## SUPPLIED MATERIAL
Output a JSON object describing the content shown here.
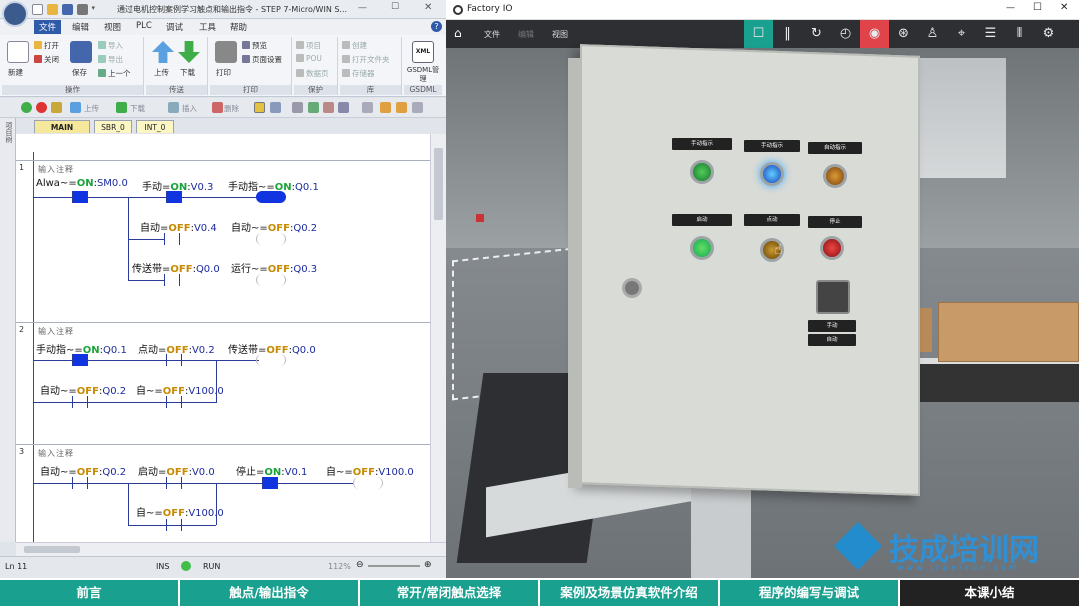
{
  "step7": {
    "window_title": "通过电机控制案例学习触点和输出指令 - STEP 7-Micro/WIN S...",
    "menu": [
      "文件",
      "编辑",
      "视图",
      "PLC",
      "调试",
      "工具",
      "帮助"
    ],
    "ribbon": {
      "groups": [
        {
          "label": "操作",
          "buttons": [
            "新建",
            "打开",
            "关闭",
            "保存",
            "导入",
            "导出",
            "上一个"
          ]
        },
        {
          "label": "传送",
          "buttons": [
            "上传",
            "下载"
          ]
        },
        {
          "label": "打印",
          "buttons": [
            "打印",
            "预览",
            "页面设置"
          ]
        },
        {
          "label": "保护",
          "buttons": [
            "项目",
            "POU",
            "数据页"
          ]
        },
        {
          "label": "库",
          "buttons": [
            "创建",
            "打开文件夹",
            "存储器"
          ]
        },
        {
          "label": "GSDML",
          "buttons": [
            "GSDML管理"
          ]
        }
      ]
    },
    "toolbar": {
      "upload": "上传",
      "download": "下载",
      "insert": "插入",
      "delete": "删除"
    },
    "sidebar_label": "项目树",
    "tabs": [
      "MAIN",
      "SBR_0",
      "INT_0"
    ],
    "networks": [
      {
        "num": "1",
        "comment": "输入注释",
        "row1": [
          {
            "name": "Alwa~",
            "state": "ON",
            "addr": "SM0.0"
          },
          {
            "name": "手动",
            "state": "ON",
            "addr": "V0.3"
          },
          {
            "name": "手动指~",
            "state": "ON",
            "addr": "Q0.1"
          }
        ],
        "row2": [
          {
            "name": "自动",
            "state": "OFF",
            "addr": "V0.4"
          },
          {
            "name": "自动~",
            "state": "OFF",
            "addr": "Q0.2"
          }
        ],
        "row3": [
          {
            "name": "传送带",
            "state": "OFF",
            "addr": "Q0.0"
          },
          {
            "name": "运行~",
            "state": "OFF",
            "addr": "Q0.3"
          }
        ]
      },
      {
        "num": "2",
        "comment": "输入注释",
        "row1": [
          {
            "name": "手动指~",
            "state": "ON",
            "addr": "Q0.1"
          },
          {
            "name": "点动",
            "state": "OFF",
            "addr": "V0.2"
          },
          {
            "name": "传送带",
            "state": "OFF",
            "addr": "Q0.0"
          }
        ],
        "row2": [
          {
            "name": "自动~",
            "state": "OFF",
            "addr": "Q0.2"
          },
          {
            "name": "自~",
            "state": "OFF",
            "addr": "V100.0"
          }
        ]
      },
      {
        "num": "3",
        "comment": "输入注释",
        "row1": [
          {
            "name": "自动~",
            "state": "OFF",
            "addr": "Q0.2"
          },
          {
            "name": "启动",
            "state": "OFF",
            "addr": "V0.0"
          },
          {
            "name": "停止",
            "state": "ON",
            "addr": "V0.1"
          },
          {
            "name": "自~",
            "state": "OFF",
            "addr": "V100.0"
          }
        ],
        "row2": [
          {
            "name": "自~",
            "state": "OFF",
            "addr": "V100.0"
          }
        ]
      }
    ],
    "status": {
      "line": "Ln 11",
      "mode": "INS",
      "run": "RUN",
      "zoom": "112%"
    }
  },
  "factoryio": {
    "title": "Factory IO",
    "menu": [
      "文件",
      "编辑",
      "视图"
    ],
    "toolbar_icons": [
      "square-icon",
      "pause-icon",
      "reset-icon",
      "timer-icon",
      "record-icon",
      "camera-icon",
      "walk-icon",
      "target-icon",
      "list-icon",
      "sensor-icon",
      "settings-icon"
    ],
    "panel_labels": [
      "手动指示",
      "手动指示",
      "自动指示",
      "启动",
      "点动",
      "停止",
      "手动",
      "自动"
    ]
  },
  "bottom_nav": [
    "前言",
    "触点/输出指令",
    "常开/常闭触点选择",
    "案例及场景仿真软件介绍",
    "程序的编写与调试",
    "本课小结"
  ],
  "watermark": {
    "title": "技成培训网",
    "url": "www.jcpeixun.com"
  },
  "colors": {
    "teal": "#1aa08f",
    "dark": "#222222",
    "highlight": "#1034e0",
    "on": "#19a33a",
    "off": "#c78a00"
  }
}
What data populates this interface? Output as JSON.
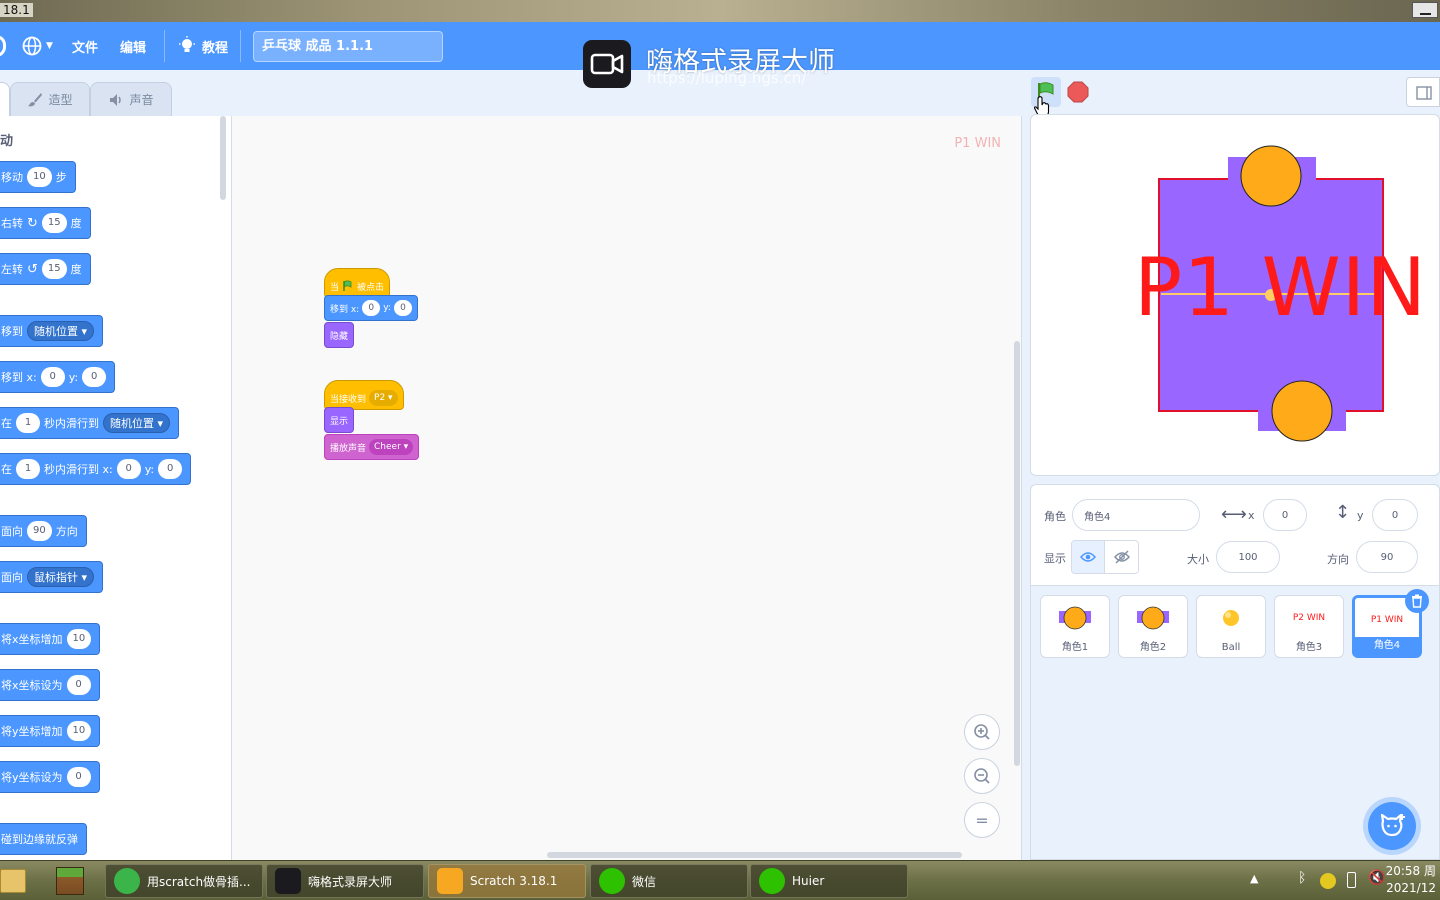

## WHAT IS REQUIRED
Set every line down exactly as written, leaving each picture out.

## ANSWER TO THIS PROBLEM
Output a JSON object describing the content shown here.
{
  "step7": {
    "window_title": "通过电机控制案例学习触点和输出指令 - STEP 7-Micro/WIN S...",
    "menu": [
      "文件",
      "编辑",
      "视图",
      "PLC",
      "调试",
      "工具",
      "帮助"
    ],
    "ribbon": {
      "groups": [
        {
          "label": "操作",
          "buttons": [
            "新建",
            "打开",
            "关闭",
            "保存",
            "导入",
            "导出",
            "上一个"
          ]
        },
        {
          "label": "传送",
          "buttons": [
            "上传",
            "下载"
          ]
        },
        {
          "label": "打印",
          "buttons": [
            "打印",
            "预览",
            "页面设置"
          ]
        },
        {
          "label": "保护",
          "buttons": [
            "项目",
            "POU",
            "数据页"
          ]
        },
        {
          "label": "库",
          "buttons": [
            "创建",
            "打开文件夹",
            "存储器"
          ]
        },
        {
          "label": "GSDML",
          "buttons": [
            "GSDML管理"
          ]
        }
      ]
    },
    "toolbar": {
      "upload": "上传",
      "download": "下载",
      "insert": "插入",
      "delete": "删除"
    },
    "sidebar_label": "项目树",
    "tabs": [
      "MAIN",
      "SBR_0",
      "INT_0"
    ],
    "networks": [
      {
        "num": "1",
        "comment": "输入注释",
        "row1": [
          {
            "name": "Alwa~",
            "state": "ON",
            "addr": "SM0.0"
          },
          {
            "name": "手动",
            "state": "ON",
            "addr": "V0.3"
          },
          {
            "name": "手动指~",
            "state": "ON",
            "addr": "Q0.1"
          }
        ],
        "row2": [
          {
            "name": "自动",
            "state": "OFF",
            "addr": "V0.4"
          },
          {
            "name": "自动~",
            "state": "OFF",
            "addr": "Q0.2"
          }
        ],
        "row3": [
          {
            "name": "传送带",
            "state": "OFF",
            "addr": "Q0.0"
          },
          {
            "name": "运行~",
            "state": "OFF",
            "addr": "Q0.3"
          }
        ]
      },
      {
        "num": "2",
        "comment": "输入注释",
        "row1": [
          {
            "name": "手动指~",
            "state": "ON",
            "addr": "Q0.1"
          },
          {
            "name": "点动",
            "state": "OFF",
            "addr": "V0.2"
          },
          {
            "name": "传送带",
            "state": "OFF",
            "addr": "Q0.0"
          }
        ],
        "row2": [
          {
            "name": "自动~",
            "state": "OFF",
            "addr": "Q0.2"
          },
          {
            "name": "自~",
            "state": "OFF",
            "addr": "V100.0"
          }
        ]
      },
      {
        "num": "3",
        "comment": "输入注释",
        "row1": [
          {
            "name": "自动~",
            "state": "OFF",
            "addr": "Q0.2"
          },
          {
            "name": "启动",
            "state": "OFF",
            "addr": "V0.0"
          },
          {
            "name": "停止",
            "state": "ON",
            "addr": "V0.1"
          },
          {
            "name": "自~",
            "state": "OFF",
            "addr": "V100.0"
          }
        ],
        "row2": [
          {
            "name": "自~",
            "state": "OFF",
            "addr": "V100.0"
          }
        ]
      }
    ],
    "status": {
      "line": "Ln 11",
      "mode": "INS",
      "run": "RUN",
      "zoom": "112%"
    }
  },
  "factoryio": {
    "title": "Factory IO",
    "menu": [
      "文件",
      "编辑",
      "视图"
    ],
    "toolbar_icons": [
      "square-icon",
      "pause-icon",
      "reset-icon",
      "timer-icon",
      "record-icon",
      "camera-icon",
      "walk-icon",
      "target-icon",
      "list-icon",
      "sensor-icon",
      "settings-icon"
    ],
    "panel_labels": [
      "手动指示",
      "手动指示",
      "自动指示",
      "启动",
      "点动",
      "停止",
      "手动",
      "自动"
    ]
  },
  "bottom_nav": [
    "前言",
    "触点/输出指令",
    "常开/常闭触点选择",
    "案例及场景仿真软件介绍",
    "程序的编写与调试",
    "本课小结"
  ],
  "watermark": {
    "title": "技成培训网",
    "url": "www.jcpeixun.com"
  },
  "colors": {
    "teal": "#1aa08f",
    "dark": "#222222",
    "highlight": "#1034e0",
    "on": "#19a33a",
    "off": "#c78a00"
  }
}
What data populates this interface? Output as JSON.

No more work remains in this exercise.